• _Set exercise_
Scan the material below for the string "data", and copy every line where it shows up.
*** Provided information
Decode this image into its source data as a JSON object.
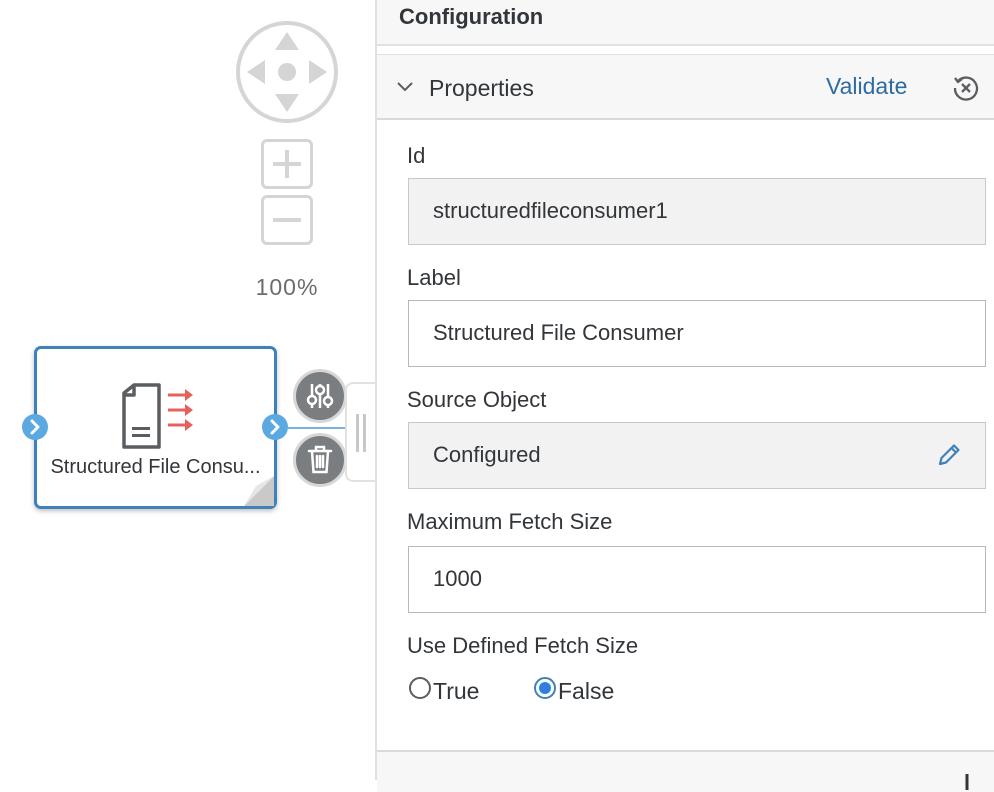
{
  "canvas": {
    "zoom_level": "100%",
    "node": {
      "label": "Structured File Consu...",
      "icon": "structured-file-icon"
    },
    "actions": [
      {
        "name": "configure-node-button",
        "icon": "sliders-icon"
      },
      {
        "name": "delete-node-button",
        "icon": "trash-icon"
      }
    ]
  },
  "panel": {
    "title": "Configuration",
    "section": {
      "title": "Properties",
      "validate_label": "Validate",
      "reset_icon": "reset-icon"
    },
    "fields": {
      "id": {
        "label": "Id",
        "value": "structuredfileconsumer1"
      },
      "label": {
        "label": "Label",
        "value": "Structured File Consumer"
      },
      "source_object": {
        "label": "Source Object",
        "value": "Configured"
      },
      "max_fetch_size": {
        "label": "Maximum Fetch Size",
        "value": "1000"
      },
      "use_defined_fetch_size": {
        "label": "Use Defined Fetch Size",
        "options": [
          "True",
          "False"
        ],
        "selected": "False"
      }
    }
  },
  "colors": {
    "accent": "#3f81b8",
    "link": "#2d6ca2",
    "port": "#5aa9e0",
    "arrow": "#e8605c"
  }
}
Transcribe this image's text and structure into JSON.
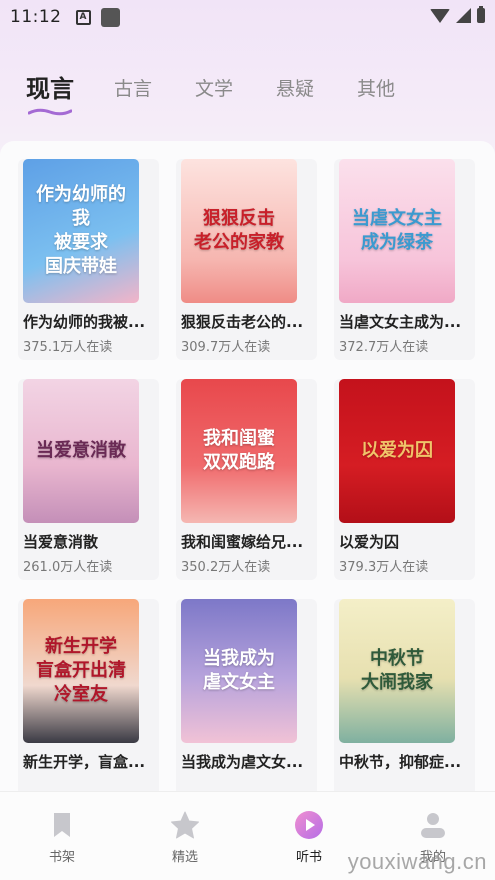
{
  "status_bar": {
    "time": "11:12",
    "a_icon": "A"
  },
  "tabs": [
    {
      "label": "现言",
      "active": true
    },
    {
      "label": "古言",
      "active": false
    },
    {
      "label": "文学",
      "active": false
    },
    {
      "label": "悬疑",
      "active": false
    },
    {
      "label": "其他",
      "active": false
    }
  ],
  "books": [
    {
      "title": "作为幼师的我被...",
      "readers": "375.1万人在读",
      "cover_text": "作为幼师的我\n被要求\n国庆带娃",
      "cover_bg": "linear-gradient(160deg,#5ea0e6,#7cc0f0 60%,#f3b4c8)"
    },
    {
      "title": "狠狠反击老公的...",
      "readers": "309.7万人在读",
      "cover_text": "狠狠反击\n老公的家教",
      "cover_bg": "linear-gradient(180deg,#fde3df,#f6b6b0 70%,#ef8c86)",
      "cover_color": "#c8202a"
    },
    {
      "title": "当虐文女主成为...",
      "readers": "372.7万人在读",
      "cover_text": "当虐文女主\n成为绿茶",
      "cover_bg": "linear-gradient(180deg,#fbe0ec,#f7c4da 70%,#f0a9c6)",
      "cover_color": "#3b9ad0"
    },
    {
      "title": "当爱意消散",
      "readers": "261.0万人在读",
      "cover_text": "当爱意消散",
      "cover_bg": "linear-gradient(180deg,#f2d4e4,#e9b6cf 60%,#c48fb8)",
      "cover_color": "#6a2a55"
    },
    {
      "title": "我和闺蜜嫁给兄...",
      "readers": "350.2万人在读",
      "cover_text": "我和闺蜜\n双双跑路",
      "cover_bg": "linear-gradient(180deg,#e8484c,#f06a6c 60%,#f5b7b2)"
    },
    {
      "title": "以爱为囚",
      "readers": "379.3万人在读",
      "cover_text": "以爱为囚",
      "cover_bg": "linear-gradient(180deg,#c4121c,#d51d23 60%,#b30f18)",
      "cover_color": "#f0c46a"
    },
    {
      "title": "新生开学，盲盒...",
      "readers": "",
      "cover_text": "新生开学\n盲盒开出清\n冷室友",
      "cover_bg": "linear-gradient(180deg,#f7a77a,#f0d8ce 60%,#3a3a44)",
      "cover_color": "#b0162a"
    },
    {
      "title": "当我成为虐文女...",
      "readers": "",
      "cover_text": "当我成为\n虐文女主",
      "cover_bg": "linear-gradient(180deg,#7d78c8,#b7a3dc 55%,#f1c2d6)"
    },
    {
      "title": "中秋节，抑郁症...",
      "readers": "",
      "cover_text": "中秋节\n大闹我家",
      "cover_bg": "linear-gradient(180deg,#f4efc8,#e7e0b0 55%,#7fb0a0)",
      "cover_color": "#2f5a3a"
    }
  ],
  "nav": [
    {
      "label": "书架",
      "icon": "bookmark-icon",
      "active": false
    },
    {
      "label": "精选",
      "icon": "star-icon",
      "active": false
    },
    {
      "label": "听书",
      "icon": "play-circle-icon",
      "active": true
    },
    {
      "label": "我的",
      "icon": "user-icon",
      "active": false
    }
  ],
  "watermark": "youxiwang.cn",
  "colors": {
    "accent": "#c06ce4",
    "tab_underline": "#a46ad4"
  }
}
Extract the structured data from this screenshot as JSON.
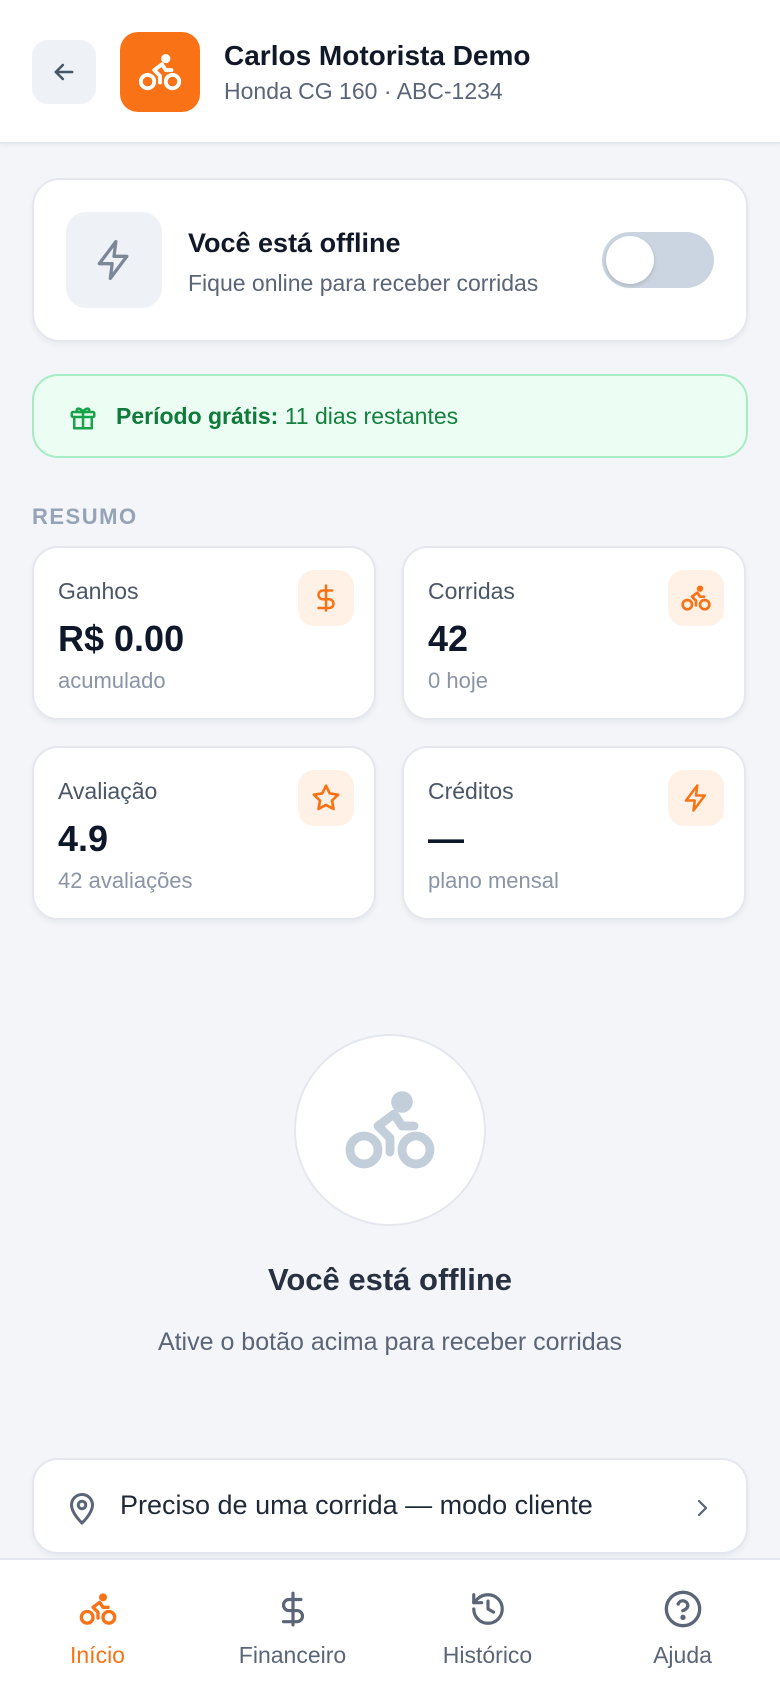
{
  "colors": {
    "accent": "#f97316",
    "accent_soft": "#fff1e6",
    "success_bg": "#ecfdf3",
    "success_text": "#15803d",
    "muted": "#94a3b8",
    "toggle_off": "#cbd5e1"
  },
  "header": {
    "back_icon": "arrow-left-icon",
    "logo_icon": "bike-icon",
    "driver_name": "Carlos Motorista Demo",
    "vehicle": "Honda CG 160 · ABC-1234"
  },
  "status": {
    "icon": "lightning-icon",
    "title": "Você está offline",
    "subtitle": "Fique online para receber corridas",
    "online": false
  },
  "trial": {
    "icon": "gift-icon",
    "label": "Período grátis:",
    "text": "11 dias restantes"
  },
  "summary": {
    "section_label": "RESUMO",
    "cards": [
      {
        "label": "Ganhos",
        "value": "R$ 0.00",
        "sub": "acumulado",
        "icon": "dollar-icon"
      },
      {
        "label": "Corridas",
        "value": "42",
        "sub": "0 hoje",
        "icon": "bike-icon"
      },
      {
        "label": "Avaliação",
        "value": "4.9",
        "sub": "42 avaliações",
        "icon": "star-icon"
      },
      {
        "label": "Créditos",
        "value": "—",
        "sub": "plano mensal",
        "icon": "lightning-icon"
      }
    ]
  },
  "empty_state": {
    "icon": "bike-icon",
    "title": "Você está offline",
    "subtitle": "Ative o botão acima para receber corridas"
  },
  "client_mode": {
    "icon": "location-pin-icon",
    "label": "Preciso de uma corrida — modo cliente",
    "chevron": "chevron-right-icon"
  },
  "nav": {
    "items": [
      {
        "label": "Início",
        "icon": "bike-icon",
        "active": true
      },
      {
        "label": "Financeiro",
        "icon": "dollar-icon",
        "active": false
      },
      {
        "label": "Histórico",
        "icon": "history-icon",
        "active": false
      },
      {
        "label": "Ajuda",
        "icon": "help-circle-icon",
        "active": false
      }
    ]
  }
}
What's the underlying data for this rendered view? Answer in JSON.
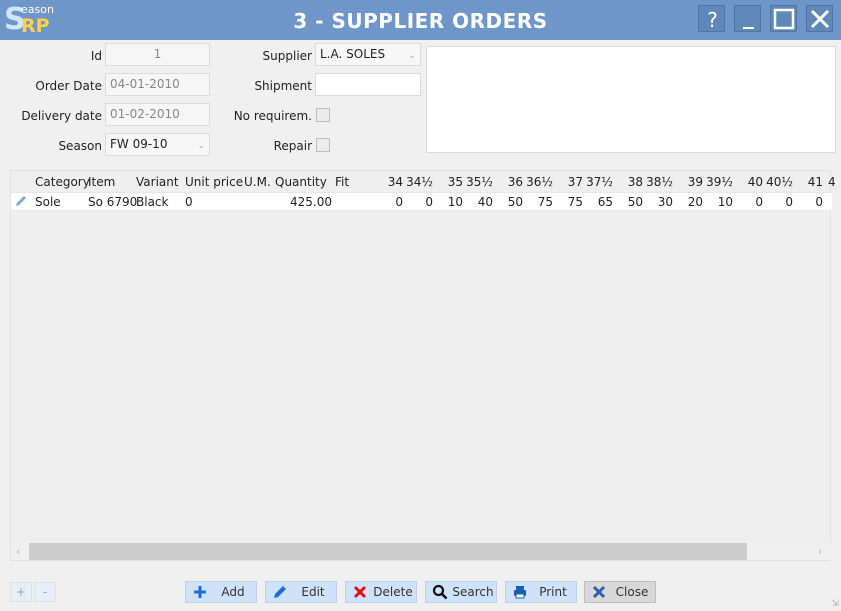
{
  "window": {
    "title": "3 - SUPPLIER ORDERS",
    "logo": {
      "s": "S",
      "season": "eason",
      "rp": "RP"
    }
  },
  "form": {
    "id": {
      "label": "Id",
      "value": "1"
    },
    "order_date": {
      "label": "Order Date",
      "value": "04-01-2010"
    },
    "delivery_date": {
      "label": "Delivery date",
      "value": "01-02-2010"
    },
    "season": {
      "label": "Season",
      "value": "FW 09-10"
    },
    "supplier": {
      "label": "Supplier",
      "value": "L.A. SOLES"
    },
    "shipment": {
      "label": "Shipment",
      "value": ""
    },
    "no_requirement": {
      "label": "No requirem.",
      "checked": false
    },
    "repair": {
      "label": "Repair",
      "checked": false
    }
  },
  "grid": {
    "columns": [
      "Category",
      "Item",
      "Variant",
      "Unit price",
      "U.M.",
      "Quantity",
      "Fit",
      "34",
      "34½",
      "35",
      "35½",
      "36",
      "36½",
      "37",
      "37½",
      "38",
      "38½",
      "39",
      "39½",
      "40",
      "40½",
      "41",
      "4"
    ],
    "rows": [
      {
        "category": "Sole",
        "item": "So 6790",
        "variant": "Black",
        "unit_price": "0",
        "um": "",
        "quantity": "425.00",
        "fit": "",
        "sizes": [
          "0",
          "0",
          "10",
          "40",
          "50",
          "75",
          "75",
          "65",
          "50",
          "30",
          "20",
          "10",
          "0",
          "0",
          "0"
        ]
      }
    ]
  },
  "footer": {
    "plus": "+",
    "minus": "-",
    "add": "Add",
    "edit": "Edit",
    "delete": "Delete",
    "search": "Search",
    "print": "Print",
    "close": "Close"
  },
  "colors": {
    "titlebar": "#6e96c8",
    "button": "#cfe2fa",
    "accent_logo": "#ffd24a"
  }
}
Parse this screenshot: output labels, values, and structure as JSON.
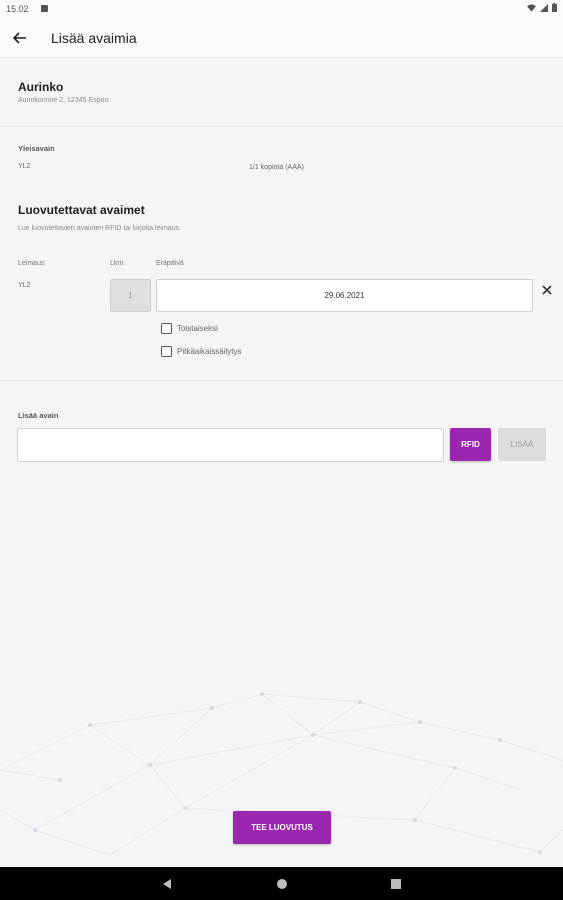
{
  "status_bar": {
    "time": "15.02"
  },
  "app_bar": {
    "title": "Lisää avaimia"
  },
  "location": {
    "name": "Aurinko",
    "address": "Aurinkorinne 2, 12345 Espoo"
  },
  "master_key": {
    "heading": "Yleisavain",
    "code": "YL2",
    "copies": "1/1 kopiota (AAA)"
  },
  "issue_keys": {
    "heading": "Luovutettavat avaimet",
    "instruction": "Lue luovutettavien avainten RFID tai kirjoita leimaus.",
    "columns": {
      "stamp": "Leimaus",
      "count": "Lkm",
      "due": "Eräpäivä"
    },
    "rows": [
      {
        "stamp": "YL2",
        "count": "1",
        "due": "29.06.2021",
        "options": [
          {
            "label": "Toistaiseksi",
            "checked": false
          },
          {
            "label": "Pitkäaikaissäilytys",
            "checked": false
          }
        ]
      }
    ]
  },
  "add_key": {
    "label": "Lisää avain",
    "input_value": "",
    "rfid_label": "RFID",
    "add_label": "LISÄÄ"
  },
  "submit": {
    "label": "TEE LUOVUTUS"
  },
  "colors": {
    "accent": "#9b27b0",
    "background": "#f5f5f5"
  }
}
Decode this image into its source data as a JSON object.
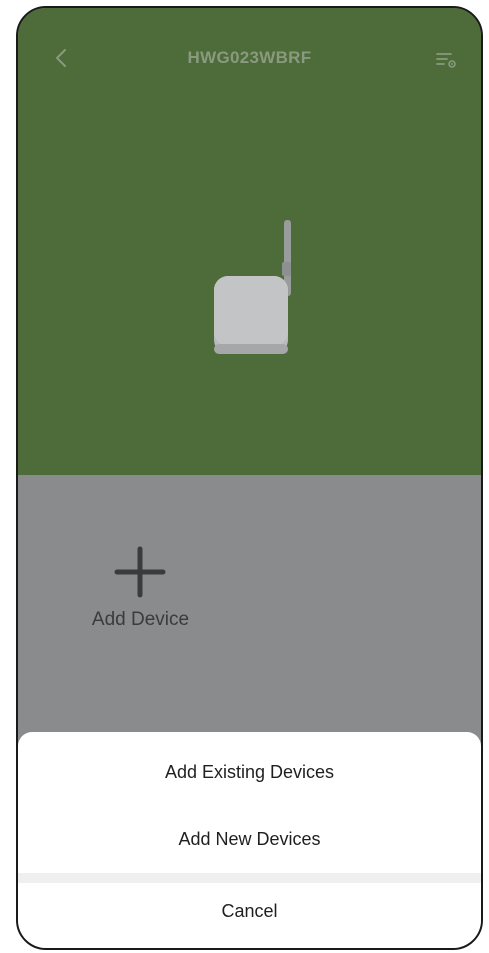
{
  "header": {
    "title": "HWG023WBRF",
    "back_icon": "chevron-left-icon",
    "settings_icon": "settings-list-icon"
  },
  "colors": {
    "hero_bg": "#4e6b3a",
    "overlay_bg": "#8a8b8d",
    "sheet_bg": "#ffffff"
  },
  "device": {
    "image": "wifi-gateway-image"
  },
  "add_device": {
    "icon": "plus-icon",
    "label": "Add Device"
  },
  "action_sheet": {
    "options": [
      "Add Existing Devices",
      "Add New Devices"
    ],
    "cancel": "Cancel"
  }
}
******
• _Correct result_
Decode this image into its source data as a JSON object.
Extract the structured data from this screenshot as JSON.
What's the underlying data for this rendered view? Answer in JSON.
Decode this image into its source data as a JSON object.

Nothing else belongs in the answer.